• _Challenge_:
Work out the number of lines containing "детей". Give that number alone.

(Records contained in a dataset)
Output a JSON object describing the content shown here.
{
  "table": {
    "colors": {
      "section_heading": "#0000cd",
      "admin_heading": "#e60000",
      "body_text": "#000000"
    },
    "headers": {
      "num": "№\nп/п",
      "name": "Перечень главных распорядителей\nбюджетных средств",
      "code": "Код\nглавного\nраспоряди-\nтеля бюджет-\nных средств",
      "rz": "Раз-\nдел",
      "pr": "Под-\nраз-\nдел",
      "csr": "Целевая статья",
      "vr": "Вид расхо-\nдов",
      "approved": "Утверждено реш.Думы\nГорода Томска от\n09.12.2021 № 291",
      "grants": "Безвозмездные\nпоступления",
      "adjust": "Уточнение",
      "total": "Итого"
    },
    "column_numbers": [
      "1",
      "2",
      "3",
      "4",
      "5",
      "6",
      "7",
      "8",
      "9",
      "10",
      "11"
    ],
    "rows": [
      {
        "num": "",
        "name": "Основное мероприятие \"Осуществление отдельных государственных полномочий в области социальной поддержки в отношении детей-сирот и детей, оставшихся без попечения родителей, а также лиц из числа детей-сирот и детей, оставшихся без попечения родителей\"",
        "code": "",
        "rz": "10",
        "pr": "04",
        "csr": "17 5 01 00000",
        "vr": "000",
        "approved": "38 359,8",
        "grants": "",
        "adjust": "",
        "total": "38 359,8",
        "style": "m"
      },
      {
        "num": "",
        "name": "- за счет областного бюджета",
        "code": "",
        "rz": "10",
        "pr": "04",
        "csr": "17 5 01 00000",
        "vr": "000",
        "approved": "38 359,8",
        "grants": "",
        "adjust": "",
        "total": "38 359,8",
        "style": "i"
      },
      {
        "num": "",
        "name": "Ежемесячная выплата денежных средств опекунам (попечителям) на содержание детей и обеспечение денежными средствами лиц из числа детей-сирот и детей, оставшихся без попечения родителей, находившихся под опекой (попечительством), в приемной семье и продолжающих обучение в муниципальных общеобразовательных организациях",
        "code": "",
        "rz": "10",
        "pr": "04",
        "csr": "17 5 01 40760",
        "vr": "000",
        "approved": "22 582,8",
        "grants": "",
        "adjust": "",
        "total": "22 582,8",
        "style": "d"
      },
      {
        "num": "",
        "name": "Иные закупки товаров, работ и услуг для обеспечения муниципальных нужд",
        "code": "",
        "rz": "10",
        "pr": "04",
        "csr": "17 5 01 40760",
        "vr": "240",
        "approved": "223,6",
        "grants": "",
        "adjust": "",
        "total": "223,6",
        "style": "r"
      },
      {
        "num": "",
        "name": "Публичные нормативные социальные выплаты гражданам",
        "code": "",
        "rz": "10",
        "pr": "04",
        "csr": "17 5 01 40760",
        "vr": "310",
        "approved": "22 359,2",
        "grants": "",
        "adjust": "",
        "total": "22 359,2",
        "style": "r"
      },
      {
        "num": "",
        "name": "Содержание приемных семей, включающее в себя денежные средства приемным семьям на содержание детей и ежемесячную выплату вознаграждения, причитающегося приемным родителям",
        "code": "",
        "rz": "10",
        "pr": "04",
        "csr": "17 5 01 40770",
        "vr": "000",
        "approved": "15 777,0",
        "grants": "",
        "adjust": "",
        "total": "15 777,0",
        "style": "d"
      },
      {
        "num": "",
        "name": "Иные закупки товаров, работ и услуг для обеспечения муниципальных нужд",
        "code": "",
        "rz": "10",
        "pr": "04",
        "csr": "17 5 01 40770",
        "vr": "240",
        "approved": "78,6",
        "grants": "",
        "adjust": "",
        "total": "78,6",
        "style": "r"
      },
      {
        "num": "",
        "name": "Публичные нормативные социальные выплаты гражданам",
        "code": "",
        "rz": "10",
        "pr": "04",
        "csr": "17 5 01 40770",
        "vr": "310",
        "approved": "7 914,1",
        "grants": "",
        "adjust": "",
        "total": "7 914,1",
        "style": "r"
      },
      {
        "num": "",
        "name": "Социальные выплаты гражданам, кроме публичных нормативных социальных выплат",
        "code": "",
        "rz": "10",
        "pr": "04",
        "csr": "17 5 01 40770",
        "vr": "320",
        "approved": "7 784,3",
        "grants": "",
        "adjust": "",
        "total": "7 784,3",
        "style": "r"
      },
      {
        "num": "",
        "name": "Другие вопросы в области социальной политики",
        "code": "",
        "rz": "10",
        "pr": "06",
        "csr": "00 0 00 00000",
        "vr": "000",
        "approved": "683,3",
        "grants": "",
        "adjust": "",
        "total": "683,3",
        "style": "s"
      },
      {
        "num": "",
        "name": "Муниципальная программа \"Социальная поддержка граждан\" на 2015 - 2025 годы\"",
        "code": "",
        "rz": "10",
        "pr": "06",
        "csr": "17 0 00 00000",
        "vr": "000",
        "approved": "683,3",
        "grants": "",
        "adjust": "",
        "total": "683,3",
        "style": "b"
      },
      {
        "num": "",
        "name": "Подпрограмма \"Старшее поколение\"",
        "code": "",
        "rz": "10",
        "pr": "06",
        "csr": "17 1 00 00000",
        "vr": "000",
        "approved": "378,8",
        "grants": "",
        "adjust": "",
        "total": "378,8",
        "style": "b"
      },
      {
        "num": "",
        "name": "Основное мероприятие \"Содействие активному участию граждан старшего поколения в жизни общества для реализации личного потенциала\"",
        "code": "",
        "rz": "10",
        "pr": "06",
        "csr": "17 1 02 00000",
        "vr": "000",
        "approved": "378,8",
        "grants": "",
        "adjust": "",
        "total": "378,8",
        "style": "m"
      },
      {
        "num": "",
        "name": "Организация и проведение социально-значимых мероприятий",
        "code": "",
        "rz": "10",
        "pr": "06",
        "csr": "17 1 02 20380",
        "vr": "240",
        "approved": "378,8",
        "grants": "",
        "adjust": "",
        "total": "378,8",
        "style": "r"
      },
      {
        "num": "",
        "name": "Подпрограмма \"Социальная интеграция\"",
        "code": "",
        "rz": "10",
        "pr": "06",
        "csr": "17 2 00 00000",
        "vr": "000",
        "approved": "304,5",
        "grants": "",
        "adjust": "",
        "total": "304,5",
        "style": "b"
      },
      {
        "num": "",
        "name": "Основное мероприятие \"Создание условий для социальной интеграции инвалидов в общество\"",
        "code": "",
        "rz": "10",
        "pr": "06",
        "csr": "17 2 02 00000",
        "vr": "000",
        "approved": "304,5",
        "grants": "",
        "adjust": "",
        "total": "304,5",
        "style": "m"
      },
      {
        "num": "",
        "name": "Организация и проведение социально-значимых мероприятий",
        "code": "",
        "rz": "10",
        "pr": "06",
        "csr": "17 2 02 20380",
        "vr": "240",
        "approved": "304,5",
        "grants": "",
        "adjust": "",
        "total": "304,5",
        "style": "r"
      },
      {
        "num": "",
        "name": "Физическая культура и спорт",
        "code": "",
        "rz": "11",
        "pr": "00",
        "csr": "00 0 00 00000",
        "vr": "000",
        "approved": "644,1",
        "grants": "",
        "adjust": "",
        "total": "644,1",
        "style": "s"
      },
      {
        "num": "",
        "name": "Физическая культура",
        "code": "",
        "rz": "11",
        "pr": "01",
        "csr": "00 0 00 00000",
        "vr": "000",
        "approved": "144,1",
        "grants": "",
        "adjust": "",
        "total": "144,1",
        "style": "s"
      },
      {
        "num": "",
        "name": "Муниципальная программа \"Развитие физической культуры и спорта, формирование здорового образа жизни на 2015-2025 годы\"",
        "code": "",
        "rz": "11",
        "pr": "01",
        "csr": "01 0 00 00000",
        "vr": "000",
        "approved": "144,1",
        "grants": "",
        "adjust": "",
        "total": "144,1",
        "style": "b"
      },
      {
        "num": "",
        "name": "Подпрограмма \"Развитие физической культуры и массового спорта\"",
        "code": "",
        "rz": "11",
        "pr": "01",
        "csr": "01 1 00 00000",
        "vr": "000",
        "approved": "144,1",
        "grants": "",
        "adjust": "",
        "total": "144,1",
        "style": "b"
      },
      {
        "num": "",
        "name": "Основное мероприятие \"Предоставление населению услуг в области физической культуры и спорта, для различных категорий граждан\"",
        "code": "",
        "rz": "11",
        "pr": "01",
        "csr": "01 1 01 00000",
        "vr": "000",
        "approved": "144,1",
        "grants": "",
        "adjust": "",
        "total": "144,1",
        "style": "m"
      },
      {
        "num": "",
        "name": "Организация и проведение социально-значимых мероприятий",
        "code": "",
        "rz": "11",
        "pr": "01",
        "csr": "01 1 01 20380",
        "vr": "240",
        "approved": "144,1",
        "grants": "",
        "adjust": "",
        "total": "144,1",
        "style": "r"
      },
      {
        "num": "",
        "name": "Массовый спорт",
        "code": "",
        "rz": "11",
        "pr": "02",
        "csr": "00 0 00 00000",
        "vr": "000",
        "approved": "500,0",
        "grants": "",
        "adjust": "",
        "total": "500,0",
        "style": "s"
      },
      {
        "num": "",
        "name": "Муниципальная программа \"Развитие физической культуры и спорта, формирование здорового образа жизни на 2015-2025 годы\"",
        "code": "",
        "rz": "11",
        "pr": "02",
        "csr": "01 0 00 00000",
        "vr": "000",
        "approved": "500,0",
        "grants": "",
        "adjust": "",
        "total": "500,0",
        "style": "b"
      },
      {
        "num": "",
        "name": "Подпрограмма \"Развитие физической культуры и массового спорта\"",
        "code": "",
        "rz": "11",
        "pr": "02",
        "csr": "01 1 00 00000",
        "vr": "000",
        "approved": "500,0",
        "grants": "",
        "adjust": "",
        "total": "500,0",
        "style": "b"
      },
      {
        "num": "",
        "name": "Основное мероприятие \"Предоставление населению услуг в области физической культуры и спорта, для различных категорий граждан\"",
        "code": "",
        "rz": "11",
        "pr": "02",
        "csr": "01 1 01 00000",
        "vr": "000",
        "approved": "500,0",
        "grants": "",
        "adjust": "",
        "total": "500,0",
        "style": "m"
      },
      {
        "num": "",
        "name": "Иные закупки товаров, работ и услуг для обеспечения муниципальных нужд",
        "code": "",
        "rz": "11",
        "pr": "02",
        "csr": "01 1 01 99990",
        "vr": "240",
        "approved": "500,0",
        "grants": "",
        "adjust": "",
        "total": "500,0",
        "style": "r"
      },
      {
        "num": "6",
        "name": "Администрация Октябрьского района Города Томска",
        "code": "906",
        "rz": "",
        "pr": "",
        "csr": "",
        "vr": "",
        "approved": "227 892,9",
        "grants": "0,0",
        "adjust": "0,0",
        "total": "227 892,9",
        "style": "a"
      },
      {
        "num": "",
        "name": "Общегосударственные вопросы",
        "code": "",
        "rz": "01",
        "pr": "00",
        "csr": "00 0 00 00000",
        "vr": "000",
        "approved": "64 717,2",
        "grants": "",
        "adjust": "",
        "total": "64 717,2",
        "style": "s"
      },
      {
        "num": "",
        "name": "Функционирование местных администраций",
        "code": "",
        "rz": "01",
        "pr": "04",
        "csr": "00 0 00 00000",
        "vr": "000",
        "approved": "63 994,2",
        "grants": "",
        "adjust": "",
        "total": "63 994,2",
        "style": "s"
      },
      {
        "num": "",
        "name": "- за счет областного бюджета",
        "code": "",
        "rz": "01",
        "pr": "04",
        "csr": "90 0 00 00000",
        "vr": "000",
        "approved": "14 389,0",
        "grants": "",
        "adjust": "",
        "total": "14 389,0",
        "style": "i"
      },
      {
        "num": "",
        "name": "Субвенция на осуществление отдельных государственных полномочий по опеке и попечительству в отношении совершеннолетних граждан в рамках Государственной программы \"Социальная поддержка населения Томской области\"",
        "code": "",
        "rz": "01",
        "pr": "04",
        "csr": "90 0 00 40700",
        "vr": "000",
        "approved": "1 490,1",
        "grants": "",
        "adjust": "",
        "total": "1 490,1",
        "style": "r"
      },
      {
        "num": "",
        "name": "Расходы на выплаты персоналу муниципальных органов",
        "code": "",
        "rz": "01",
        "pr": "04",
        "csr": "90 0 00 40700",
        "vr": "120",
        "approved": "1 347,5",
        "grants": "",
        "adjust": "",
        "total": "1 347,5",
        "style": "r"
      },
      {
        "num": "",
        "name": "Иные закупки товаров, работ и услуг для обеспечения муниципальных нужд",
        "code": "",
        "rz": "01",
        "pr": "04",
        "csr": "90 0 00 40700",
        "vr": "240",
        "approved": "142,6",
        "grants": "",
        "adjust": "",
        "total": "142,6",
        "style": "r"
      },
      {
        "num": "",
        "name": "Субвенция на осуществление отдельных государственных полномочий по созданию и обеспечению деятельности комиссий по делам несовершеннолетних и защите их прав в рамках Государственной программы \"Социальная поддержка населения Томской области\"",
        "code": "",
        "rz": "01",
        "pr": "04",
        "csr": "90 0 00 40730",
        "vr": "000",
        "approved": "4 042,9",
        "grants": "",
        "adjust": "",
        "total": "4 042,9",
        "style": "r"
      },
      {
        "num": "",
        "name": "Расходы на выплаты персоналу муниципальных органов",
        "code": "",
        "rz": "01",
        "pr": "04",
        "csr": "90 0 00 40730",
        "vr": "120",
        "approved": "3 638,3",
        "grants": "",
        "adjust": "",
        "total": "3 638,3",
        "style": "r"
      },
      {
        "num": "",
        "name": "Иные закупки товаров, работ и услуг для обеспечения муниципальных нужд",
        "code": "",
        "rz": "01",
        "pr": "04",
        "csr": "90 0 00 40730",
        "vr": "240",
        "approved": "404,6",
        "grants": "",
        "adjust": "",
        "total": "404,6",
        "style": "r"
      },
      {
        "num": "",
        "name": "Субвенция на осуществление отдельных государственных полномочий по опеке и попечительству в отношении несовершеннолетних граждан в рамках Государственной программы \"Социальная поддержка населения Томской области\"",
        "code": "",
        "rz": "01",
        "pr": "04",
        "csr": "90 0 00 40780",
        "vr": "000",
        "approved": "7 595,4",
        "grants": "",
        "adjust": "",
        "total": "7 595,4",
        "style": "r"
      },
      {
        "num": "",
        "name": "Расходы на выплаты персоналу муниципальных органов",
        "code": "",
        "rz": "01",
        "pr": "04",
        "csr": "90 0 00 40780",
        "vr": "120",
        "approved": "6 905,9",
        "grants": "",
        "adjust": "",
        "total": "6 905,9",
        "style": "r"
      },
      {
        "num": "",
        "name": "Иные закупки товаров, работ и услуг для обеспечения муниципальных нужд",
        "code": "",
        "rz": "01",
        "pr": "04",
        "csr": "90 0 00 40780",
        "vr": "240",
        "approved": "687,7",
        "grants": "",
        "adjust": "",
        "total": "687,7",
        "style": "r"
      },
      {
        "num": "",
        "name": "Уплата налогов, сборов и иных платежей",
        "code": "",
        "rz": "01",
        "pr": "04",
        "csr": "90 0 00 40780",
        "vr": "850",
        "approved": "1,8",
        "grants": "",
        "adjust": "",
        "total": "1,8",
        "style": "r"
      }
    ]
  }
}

• _Response_:
3